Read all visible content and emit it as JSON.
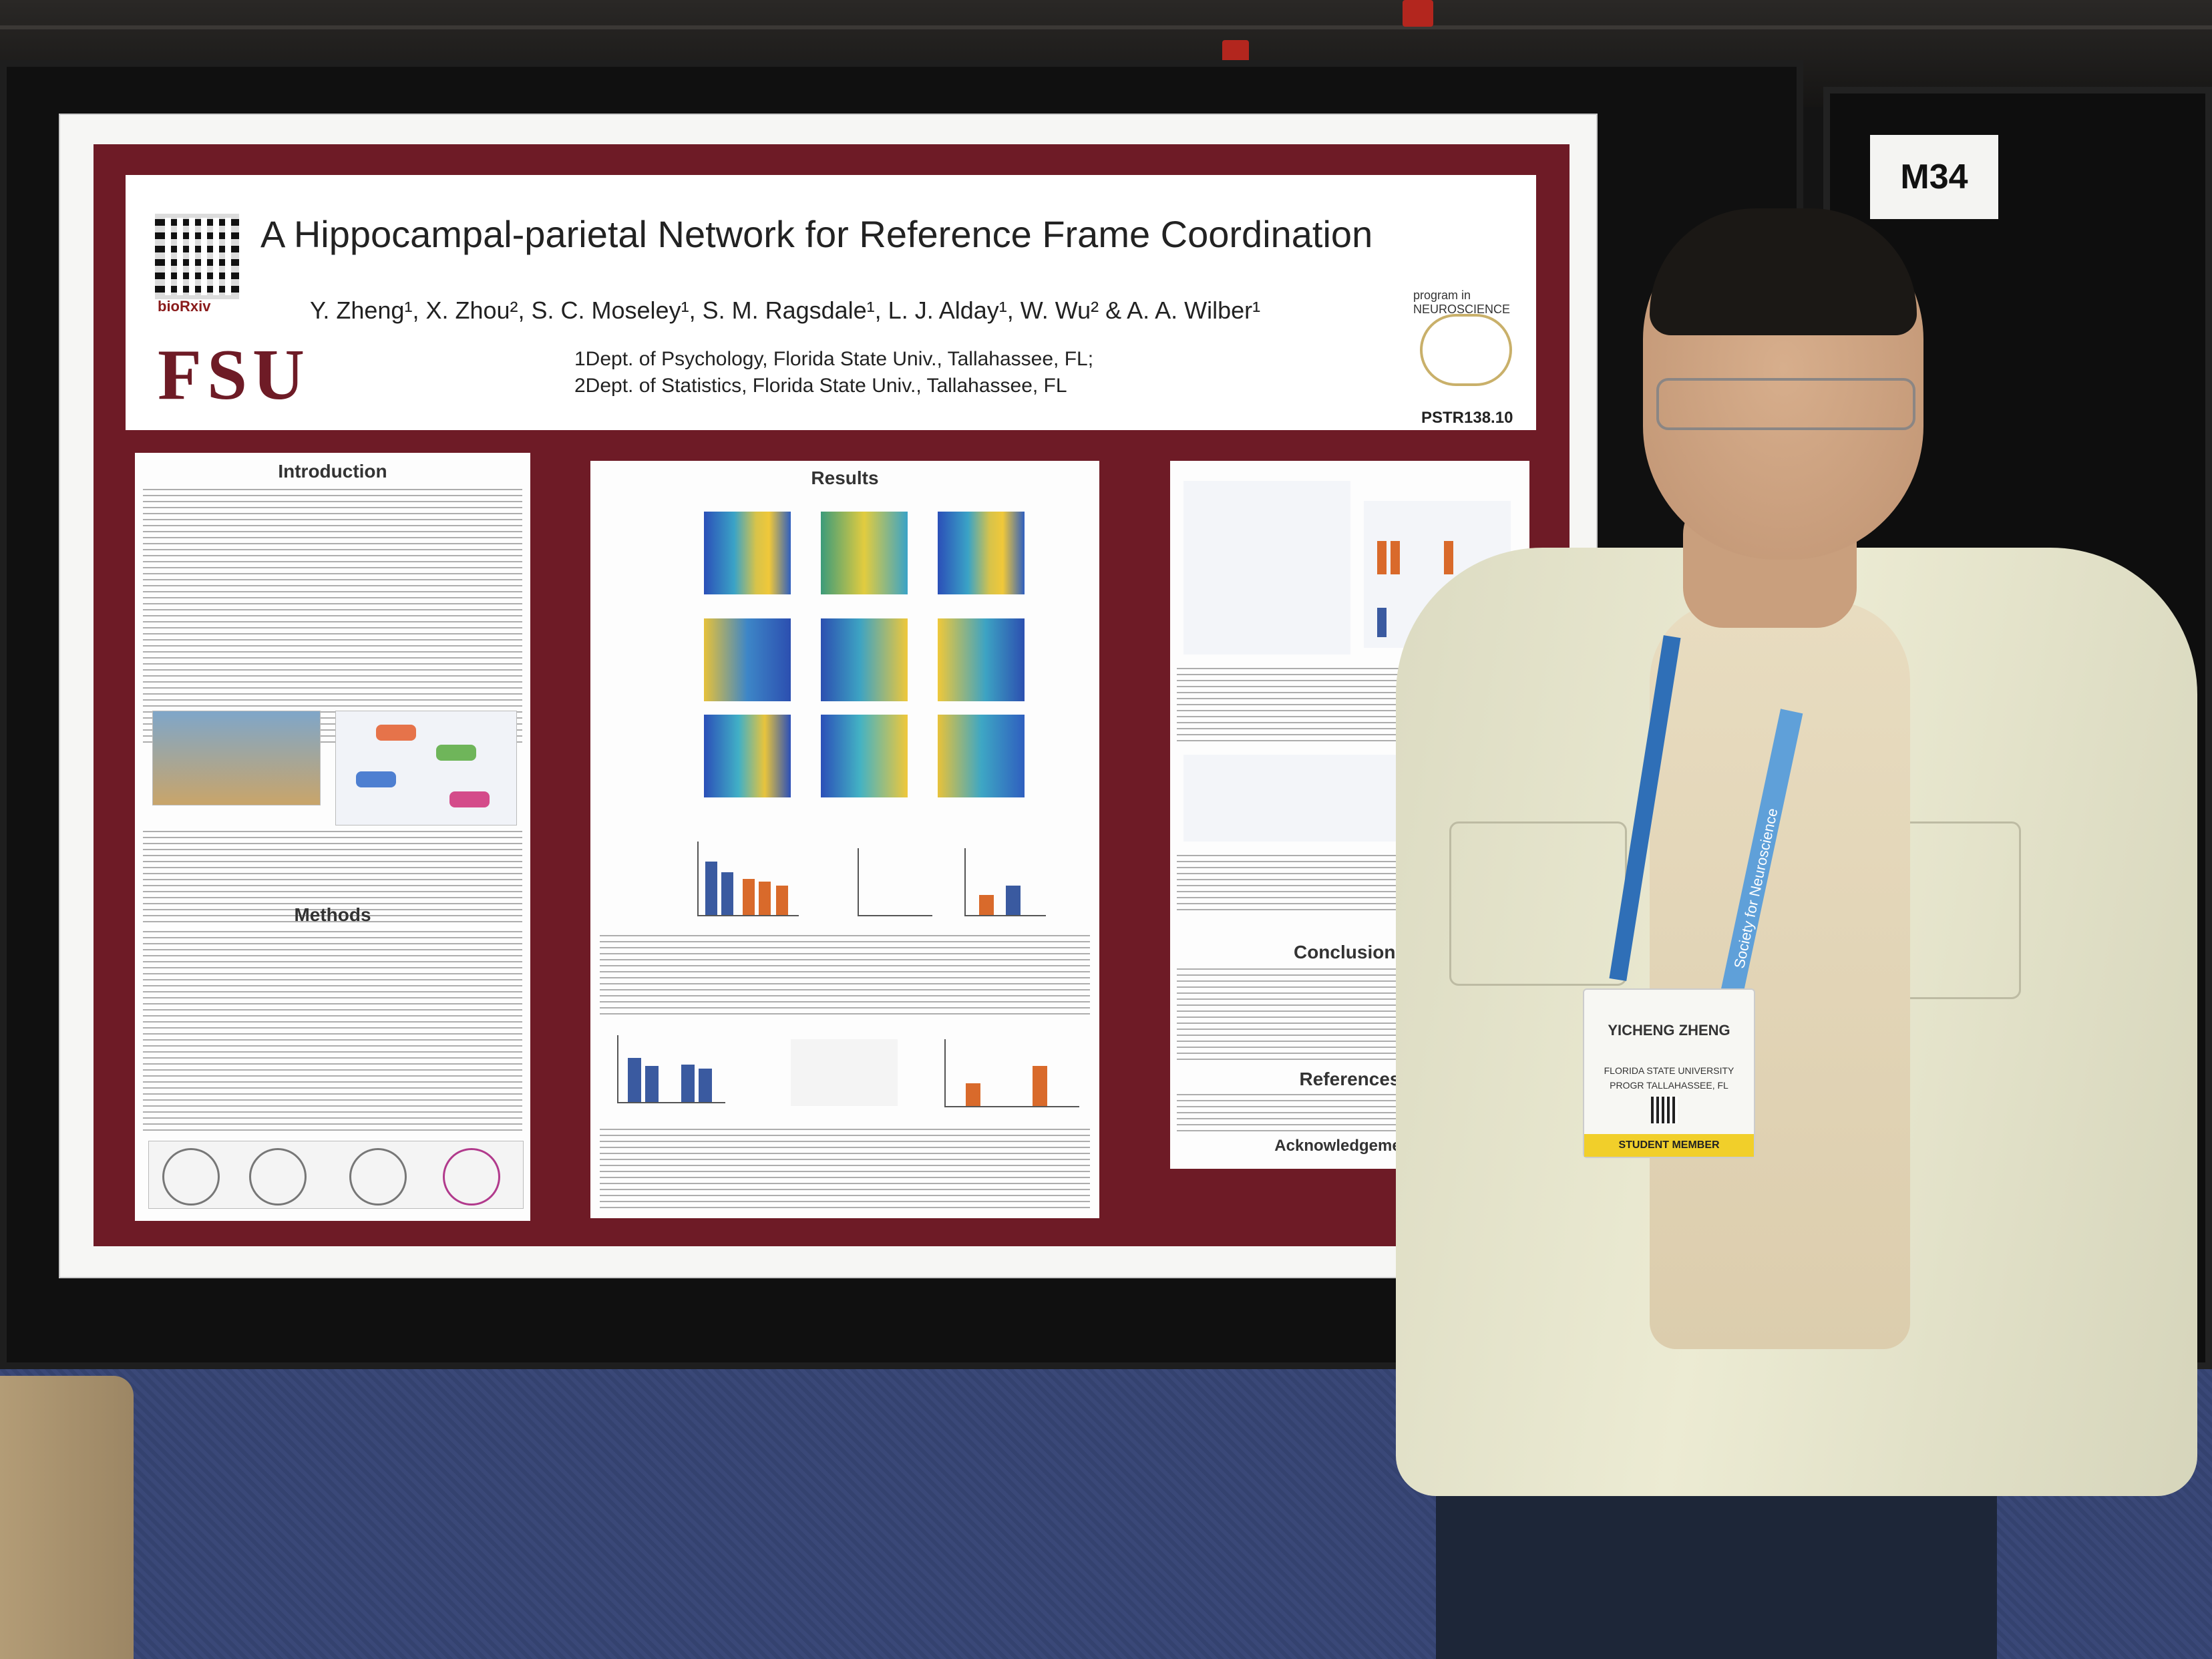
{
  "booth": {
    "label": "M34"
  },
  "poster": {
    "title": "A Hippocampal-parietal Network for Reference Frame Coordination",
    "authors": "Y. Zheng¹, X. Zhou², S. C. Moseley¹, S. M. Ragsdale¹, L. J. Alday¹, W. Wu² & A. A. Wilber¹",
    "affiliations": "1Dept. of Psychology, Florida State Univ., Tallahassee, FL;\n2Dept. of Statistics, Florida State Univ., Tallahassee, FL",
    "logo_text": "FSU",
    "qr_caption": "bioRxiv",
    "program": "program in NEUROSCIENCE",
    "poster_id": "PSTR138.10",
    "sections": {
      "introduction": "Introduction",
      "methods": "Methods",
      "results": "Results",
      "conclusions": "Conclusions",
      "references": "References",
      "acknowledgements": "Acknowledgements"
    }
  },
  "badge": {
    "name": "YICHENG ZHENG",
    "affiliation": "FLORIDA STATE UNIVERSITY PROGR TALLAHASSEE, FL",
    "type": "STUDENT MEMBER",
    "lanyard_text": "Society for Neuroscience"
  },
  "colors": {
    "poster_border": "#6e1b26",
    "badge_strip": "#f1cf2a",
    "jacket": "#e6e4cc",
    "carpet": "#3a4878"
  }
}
──────
• _What is needed_: Leave out the pictures and transcribe the entries above exactly.

• _Response to the task_:
Read all visible content and emit it as JSON.
{
  "booth": {
    "label": "M34"
  },
  "poster": {
    "title": "A Hippocampal-parietal Network for Reference Frame Coordination",
    "authors": "Y. Zheng¹, X. Zhou², S. C. Moseley¹, S. M. Ragsdale¹, L. J. Alday¹, W. Wu² & A. A. Wilber¹",
    "affiliations": "1Dept. of Psychology, Florida State Univ., Tallahassee, FL;\n2Dept. of Statistics, Florida State Univ., Tallahassee, FL",
    "logo_text": "FSU",
    "qr_caption": "bioRxiv",
    "program": "program in NEUROSCIENCE",
    "poster_id": "PSTR138.10",
    "sections": {
      "introduction": "Introduction",
      "methods": "Methods",
      "results": "Results",
      "conclusions": "Conclusions",
      "references": "References",
      "acknowledgements": "Acknowledgements"
    }
  },
  "badge": {
    "name": "YICHENG ZHENG",
    "affiliation": "FLORIDA STATE UNIVERSITY PROGR TALLAHASSEE, FL",
    "type": "STUDENT MEMBER",
    "lanyard_text": "Society for Neuroscience"
  },
  "colors": {
    "poster_border": "#6e1b26",
    "badge_strip": "#f1cf2a",
    "jacket": "#e6e4cc",
    "carpet": "#3a4878"
  }
}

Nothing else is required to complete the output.